Figure content listings:
+++

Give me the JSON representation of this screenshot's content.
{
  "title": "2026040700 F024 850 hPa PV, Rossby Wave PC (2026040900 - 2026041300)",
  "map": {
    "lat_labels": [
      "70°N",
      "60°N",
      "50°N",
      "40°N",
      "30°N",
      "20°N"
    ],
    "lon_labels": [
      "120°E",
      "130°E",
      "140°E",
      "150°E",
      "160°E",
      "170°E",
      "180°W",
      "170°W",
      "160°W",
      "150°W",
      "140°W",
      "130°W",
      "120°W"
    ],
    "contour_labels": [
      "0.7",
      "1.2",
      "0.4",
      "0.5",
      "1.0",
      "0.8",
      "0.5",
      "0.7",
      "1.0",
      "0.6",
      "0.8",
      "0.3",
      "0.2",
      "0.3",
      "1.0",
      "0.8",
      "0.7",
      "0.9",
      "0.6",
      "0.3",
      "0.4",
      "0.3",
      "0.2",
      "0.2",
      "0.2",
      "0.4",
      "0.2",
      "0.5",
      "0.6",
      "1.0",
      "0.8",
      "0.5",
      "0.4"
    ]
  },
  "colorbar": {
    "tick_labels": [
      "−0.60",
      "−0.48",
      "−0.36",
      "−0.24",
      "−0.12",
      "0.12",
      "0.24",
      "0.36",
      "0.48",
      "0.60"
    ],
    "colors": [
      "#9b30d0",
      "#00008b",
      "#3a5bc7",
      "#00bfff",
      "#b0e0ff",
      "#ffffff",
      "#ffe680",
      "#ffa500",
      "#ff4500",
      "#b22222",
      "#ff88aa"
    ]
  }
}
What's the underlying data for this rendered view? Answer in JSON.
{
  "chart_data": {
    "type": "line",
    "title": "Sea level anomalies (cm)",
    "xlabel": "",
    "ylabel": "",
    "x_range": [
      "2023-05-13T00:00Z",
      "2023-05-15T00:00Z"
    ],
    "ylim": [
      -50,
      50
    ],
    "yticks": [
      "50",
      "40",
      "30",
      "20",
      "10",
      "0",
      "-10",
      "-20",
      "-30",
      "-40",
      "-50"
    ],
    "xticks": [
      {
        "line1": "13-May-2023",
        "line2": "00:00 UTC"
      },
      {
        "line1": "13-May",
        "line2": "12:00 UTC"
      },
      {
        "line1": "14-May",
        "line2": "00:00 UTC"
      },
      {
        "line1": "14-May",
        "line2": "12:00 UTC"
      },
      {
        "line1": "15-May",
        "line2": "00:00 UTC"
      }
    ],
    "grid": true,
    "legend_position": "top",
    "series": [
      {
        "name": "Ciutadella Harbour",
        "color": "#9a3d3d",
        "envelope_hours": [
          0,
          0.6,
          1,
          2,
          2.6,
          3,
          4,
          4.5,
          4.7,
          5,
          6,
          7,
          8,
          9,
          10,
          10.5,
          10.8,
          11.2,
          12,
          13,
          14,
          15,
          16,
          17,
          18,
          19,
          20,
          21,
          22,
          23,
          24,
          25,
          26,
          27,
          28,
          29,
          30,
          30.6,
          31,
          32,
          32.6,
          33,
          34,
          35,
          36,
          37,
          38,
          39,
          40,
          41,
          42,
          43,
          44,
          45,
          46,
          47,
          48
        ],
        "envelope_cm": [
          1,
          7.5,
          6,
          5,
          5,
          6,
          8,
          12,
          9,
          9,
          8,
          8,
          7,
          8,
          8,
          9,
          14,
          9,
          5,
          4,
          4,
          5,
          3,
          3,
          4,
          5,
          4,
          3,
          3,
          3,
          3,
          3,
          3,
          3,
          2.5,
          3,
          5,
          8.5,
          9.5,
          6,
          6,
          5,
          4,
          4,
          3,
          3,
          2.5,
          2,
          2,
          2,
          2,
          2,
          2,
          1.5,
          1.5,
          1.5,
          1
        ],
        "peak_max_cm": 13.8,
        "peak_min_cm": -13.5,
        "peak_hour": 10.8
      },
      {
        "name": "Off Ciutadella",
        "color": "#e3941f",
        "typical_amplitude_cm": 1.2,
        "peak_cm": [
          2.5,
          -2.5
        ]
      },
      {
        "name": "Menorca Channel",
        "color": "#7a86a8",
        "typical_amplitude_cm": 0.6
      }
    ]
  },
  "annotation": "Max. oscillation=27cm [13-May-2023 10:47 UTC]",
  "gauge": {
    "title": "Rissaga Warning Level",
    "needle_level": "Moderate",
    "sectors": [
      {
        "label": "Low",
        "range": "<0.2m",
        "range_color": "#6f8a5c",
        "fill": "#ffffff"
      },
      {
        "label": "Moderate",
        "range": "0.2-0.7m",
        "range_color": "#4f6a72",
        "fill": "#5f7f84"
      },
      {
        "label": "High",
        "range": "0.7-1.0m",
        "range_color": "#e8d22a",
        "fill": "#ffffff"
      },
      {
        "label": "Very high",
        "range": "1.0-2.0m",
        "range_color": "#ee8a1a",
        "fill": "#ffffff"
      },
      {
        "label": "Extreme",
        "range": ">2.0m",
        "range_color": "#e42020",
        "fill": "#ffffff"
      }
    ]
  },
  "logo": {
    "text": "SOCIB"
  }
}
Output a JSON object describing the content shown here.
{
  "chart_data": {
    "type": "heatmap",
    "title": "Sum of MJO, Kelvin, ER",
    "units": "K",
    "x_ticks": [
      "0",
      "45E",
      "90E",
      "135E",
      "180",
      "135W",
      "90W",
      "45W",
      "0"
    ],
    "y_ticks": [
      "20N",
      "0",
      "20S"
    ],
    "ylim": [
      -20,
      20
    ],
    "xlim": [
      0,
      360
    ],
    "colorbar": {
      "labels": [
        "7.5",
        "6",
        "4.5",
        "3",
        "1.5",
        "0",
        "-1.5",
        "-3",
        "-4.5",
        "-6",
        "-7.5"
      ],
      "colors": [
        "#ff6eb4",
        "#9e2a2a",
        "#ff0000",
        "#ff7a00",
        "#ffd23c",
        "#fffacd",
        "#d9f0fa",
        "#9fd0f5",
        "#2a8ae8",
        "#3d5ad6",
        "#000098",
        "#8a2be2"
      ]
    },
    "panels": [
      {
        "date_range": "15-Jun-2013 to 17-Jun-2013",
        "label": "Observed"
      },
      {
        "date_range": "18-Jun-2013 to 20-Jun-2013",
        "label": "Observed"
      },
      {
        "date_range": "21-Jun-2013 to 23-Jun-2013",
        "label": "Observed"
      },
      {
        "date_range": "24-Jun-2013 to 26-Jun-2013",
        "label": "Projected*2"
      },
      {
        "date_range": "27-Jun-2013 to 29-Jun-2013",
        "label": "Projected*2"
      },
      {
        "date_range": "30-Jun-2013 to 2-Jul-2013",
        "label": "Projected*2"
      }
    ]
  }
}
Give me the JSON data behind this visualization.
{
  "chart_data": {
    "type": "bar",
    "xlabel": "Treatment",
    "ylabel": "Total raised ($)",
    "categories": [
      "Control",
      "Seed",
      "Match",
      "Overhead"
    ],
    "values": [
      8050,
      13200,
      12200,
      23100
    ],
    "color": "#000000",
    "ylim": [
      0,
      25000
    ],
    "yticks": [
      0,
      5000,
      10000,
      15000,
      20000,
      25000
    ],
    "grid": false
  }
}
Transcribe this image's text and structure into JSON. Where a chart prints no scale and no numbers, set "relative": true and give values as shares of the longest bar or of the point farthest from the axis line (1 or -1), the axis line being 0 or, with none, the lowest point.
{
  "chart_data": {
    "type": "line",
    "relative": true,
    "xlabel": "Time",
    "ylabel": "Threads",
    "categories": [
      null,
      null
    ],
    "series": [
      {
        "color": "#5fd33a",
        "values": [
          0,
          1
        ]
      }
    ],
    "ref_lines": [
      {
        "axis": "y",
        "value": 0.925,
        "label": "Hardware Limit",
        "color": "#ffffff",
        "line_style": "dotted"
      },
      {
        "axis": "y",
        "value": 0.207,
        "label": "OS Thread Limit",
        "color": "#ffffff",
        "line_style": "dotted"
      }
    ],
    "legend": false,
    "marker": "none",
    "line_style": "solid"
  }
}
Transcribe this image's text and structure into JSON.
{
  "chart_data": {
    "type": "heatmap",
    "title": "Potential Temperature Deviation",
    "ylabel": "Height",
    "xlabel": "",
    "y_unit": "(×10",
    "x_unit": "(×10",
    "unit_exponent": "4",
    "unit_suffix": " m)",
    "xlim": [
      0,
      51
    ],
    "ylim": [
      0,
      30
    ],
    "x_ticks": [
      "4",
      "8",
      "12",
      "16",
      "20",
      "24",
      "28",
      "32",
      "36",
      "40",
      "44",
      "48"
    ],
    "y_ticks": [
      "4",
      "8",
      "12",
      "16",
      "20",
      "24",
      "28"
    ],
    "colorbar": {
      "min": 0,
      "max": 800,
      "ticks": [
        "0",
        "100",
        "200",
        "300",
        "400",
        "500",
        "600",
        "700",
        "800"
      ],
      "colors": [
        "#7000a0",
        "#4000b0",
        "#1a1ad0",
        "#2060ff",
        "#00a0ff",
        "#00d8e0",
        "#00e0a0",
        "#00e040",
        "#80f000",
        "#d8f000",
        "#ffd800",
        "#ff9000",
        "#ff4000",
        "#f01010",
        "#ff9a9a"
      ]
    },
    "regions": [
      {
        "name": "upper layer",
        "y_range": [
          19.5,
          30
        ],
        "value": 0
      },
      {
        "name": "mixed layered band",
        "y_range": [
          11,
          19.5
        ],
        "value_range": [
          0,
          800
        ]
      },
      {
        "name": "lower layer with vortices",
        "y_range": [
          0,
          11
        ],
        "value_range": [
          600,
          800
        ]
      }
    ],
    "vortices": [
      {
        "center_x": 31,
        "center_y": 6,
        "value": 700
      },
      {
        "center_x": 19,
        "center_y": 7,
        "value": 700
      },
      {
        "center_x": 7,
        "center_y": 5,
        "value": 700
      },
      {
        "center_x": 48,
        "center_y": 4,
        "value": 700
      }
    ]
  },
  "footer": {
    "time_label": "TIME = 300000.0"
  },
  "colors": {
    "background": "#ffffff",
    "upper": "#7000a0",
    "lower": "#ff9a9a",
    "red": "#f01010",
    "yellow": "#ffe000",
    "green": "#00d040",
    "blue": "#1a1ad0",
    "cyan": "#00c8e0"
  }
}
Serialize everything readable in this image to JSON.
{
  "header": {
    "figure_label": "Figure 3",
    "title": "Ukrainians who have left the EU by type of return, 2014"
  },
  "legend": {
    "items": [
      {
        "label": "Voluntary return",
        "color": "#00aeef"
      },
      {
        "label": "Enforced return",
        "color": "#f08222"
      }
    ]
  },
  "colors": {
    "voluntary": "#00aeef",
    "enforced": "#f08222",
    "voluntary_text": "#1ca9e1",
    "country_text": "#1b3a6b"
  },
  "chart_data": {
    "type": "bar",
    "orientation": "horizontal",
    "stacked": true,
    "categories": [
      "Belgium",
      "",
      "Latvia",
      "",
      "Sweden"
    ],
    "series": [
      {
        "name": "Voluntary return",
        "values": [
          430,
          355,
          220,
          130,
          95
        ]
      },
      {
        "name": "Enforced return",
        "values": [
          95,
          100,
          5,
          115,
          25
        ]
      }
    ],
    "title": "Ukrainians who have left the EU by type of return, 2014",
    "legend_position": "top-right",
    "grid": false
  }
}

+++

> [EXERCISE OBJECTIVE]: Tally the lines of the data that hold the string "name". Answer with the number and nothing more.

> [CORRECT ANSWER]: 8